**THE REQUEST**
List all the lines in these records that hold "Precipitation".

**PROVIDED INFORMATION**
>> Start
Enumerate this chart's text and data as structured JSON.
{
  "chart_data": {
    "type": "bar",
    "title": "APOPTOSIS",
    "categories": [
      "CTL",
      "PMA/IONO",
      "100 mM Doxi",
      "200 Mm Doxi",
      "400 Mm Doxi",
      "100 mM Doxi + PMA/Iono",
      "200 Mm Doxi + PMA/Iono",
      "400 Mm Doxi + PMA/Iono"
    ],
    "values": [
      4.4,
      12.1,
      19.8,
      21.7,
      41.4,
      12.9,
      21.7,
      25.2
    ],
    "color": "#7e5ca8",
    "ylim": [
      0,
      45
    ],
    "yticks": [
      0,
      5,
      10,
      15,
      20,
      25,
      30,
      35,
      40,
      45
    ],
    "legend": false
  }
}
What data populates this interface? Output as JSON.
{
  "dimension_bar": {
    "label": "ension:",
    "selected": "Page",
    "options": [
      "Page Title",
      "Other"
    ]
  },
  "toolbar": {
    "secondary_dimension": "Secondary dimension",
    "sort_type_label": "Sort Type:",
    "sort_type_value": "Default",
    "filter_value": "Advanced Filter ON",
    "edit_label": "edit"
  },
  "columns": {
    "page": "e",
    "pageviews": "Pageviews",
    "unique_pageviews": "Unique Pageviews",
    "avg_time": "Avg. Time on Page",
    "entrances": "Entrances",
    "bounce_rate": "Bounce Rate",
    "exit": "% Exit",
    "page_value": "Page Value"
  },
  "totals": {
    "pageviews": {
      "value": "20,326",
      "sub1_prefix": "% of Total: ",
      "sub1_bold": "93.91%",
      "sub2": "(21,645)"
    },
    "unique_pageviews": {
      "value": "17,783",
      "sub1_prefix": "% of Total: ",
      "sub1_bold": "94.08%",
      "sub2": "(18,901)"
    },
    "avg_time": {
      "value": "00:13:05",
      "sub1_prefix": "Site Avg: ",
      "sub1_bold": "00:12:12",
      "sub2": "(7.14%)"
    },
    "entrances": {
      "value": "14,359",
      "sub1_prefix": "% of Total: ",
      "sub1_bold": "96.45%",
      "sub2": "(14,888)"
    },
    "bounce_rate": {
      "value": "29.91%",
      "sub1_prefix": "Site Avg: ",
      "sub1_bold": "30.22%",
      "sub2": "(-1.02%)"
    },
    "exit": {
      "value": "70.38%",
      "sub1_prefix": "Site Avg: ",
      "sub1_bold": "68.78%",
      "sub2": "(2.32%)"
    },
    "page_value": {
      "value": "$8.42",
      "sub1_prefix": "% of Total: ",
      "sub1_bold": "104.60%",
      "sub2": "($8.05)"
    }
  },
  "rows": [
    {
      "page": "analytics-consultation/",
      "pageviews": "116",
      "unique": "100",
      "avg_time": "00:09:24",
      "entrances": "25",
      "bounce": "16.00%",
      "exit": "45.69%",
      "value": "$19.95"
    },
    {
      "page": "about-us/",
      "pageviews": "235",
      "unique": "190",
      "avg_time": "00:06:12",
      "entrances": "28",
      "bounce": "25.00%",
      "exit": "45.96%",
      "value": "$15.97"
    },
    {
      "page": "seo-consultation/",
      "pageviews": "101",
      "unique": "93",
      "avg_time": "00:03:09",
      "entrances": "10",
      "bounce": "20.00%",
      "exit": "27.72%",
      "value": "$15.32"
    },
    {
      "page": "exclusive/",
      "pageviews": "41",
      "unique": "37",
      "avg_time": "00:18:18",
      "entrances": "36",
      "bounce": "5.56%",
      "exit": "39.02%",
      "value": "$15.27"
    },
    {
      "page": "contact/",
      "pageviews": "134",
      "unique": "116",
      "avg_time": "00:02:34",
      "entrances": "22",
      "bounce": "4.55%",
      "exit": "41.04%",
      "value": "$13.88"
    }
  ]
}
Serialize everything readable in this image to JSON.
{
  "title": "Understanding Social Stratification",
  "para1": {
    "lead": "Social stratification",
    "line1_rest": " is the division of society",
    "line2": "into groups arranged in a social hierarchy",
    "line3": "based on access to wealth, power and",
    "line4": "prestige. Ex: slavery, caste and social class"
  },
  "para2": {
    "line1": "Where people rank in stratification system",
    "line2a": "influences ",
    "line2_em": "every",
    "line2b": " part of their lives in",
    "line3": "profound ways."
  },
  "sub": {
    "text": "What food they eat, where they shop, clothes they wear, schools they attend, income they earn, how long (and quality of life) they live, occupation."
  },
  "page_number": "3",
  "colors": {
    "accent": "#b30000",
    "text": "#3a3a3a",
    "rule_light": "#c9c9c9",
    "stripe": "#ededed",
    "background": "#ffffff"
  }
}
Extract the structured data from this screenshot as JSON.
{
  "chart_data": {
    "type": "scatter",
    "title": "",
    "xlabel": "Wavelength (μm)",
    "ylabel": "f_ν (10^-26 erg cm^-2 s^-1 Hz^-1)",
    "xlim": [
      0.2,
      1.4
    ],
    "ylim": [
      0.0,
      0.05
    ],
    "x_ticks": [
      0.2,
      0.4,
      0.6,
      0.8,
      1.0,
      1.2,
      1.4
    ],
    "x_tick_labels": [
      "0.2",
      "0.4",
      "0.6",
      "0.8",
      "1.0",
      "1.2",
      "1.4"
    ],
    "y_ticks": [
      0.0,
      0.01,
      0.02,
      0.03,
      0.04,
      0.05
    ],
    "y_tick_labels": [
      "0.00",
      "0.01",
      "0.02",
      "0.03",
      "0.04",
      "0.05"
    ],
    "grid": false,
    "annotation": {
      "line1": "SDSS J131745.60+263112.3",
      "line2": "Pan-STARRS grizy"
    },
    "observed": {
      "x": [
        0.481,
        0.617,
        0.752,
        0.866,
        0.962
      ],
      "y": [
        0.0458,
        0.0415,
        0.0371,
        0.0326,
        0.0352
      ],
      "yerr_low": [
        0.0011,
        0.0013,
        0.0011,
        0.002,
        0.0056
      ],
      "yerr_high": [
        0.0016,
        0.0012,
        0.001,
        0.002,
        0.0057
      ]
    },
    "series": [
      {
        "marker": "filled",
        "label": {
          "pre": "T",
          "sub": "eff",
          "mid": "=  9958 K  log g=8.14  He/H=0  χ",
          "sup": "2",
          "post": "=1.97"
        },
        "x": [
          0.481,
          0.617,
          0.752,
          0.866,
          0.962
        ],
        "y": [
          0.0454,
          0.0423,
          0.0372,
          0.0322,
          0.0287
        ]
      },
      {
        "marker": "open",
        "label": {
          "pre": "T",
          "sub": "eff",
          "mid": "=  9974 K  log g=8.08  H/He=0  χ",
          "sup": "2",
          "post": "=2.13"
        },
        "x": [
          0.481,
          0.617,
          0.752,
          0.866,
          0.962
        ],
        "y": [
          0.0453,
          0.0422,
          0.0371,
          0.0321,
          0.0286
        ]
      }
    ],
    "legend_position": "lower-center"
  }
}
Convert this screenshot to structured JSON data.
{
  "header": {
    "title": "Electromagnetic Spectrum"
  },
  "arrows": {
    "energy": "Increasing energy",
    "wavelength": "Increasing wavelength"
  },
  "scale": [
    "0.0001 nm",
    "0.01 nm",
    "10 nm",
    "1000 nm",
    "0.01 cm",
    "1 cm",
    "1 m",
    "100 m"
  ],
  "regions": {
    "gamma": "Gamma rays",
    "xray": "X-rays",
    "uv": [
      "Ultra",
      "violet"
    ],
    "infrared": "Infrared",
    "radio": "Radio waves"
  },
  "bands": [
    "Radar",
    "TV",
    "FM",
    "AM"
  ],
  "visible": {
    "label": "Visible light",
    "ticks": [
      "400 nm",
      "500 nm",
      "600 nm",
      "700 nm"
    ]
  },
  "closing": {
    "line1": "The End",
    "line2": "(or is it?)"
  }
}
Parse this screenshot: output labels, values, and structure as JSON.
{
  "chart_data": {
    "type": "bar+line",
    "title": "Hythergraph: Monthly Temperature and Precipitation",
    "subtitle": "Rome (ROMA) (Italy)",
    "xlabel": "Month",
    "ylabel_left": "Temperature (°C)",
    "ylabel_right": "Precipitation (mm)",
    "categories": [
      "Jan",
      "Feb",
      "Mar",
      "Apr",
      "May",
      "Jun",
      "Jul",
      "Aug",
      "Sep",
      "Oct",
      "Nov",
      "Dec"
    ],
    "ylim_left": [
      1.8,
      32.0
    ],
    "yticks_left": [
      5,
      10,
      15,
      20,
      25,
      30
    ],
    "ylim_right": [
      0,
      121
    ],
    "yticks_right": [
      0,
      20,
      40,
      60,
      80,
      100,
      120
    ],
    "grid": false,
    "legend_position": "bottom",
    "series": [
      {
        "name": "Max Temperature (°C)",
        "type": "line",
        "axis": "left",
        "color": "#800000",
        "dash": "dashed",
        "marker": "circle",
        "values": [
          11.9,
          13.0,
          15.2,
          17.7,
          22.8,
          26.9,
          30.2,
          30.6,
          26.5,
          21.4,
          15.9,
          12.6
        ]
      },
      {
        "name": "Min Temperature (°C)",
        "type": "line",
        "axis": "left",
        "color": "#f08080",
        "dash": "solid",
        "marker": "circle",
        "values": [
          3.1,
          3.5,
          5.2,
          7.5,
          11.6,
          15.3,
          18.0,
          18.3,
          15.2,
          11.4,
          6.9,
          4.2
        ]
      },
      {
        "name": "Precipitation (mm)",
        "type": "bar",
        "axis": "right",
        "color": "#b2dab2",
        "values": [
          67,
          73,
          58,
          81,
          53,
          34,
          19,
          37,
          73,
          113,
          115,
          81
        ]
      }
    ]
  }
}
>> End
**SOLVED PROBLEM**
    "title": "Hythergraph: Monthly Temperature and Precipitation",
    "ylabel_right": "Precipitation (mm)",
        "name": "Precipitation (mm)",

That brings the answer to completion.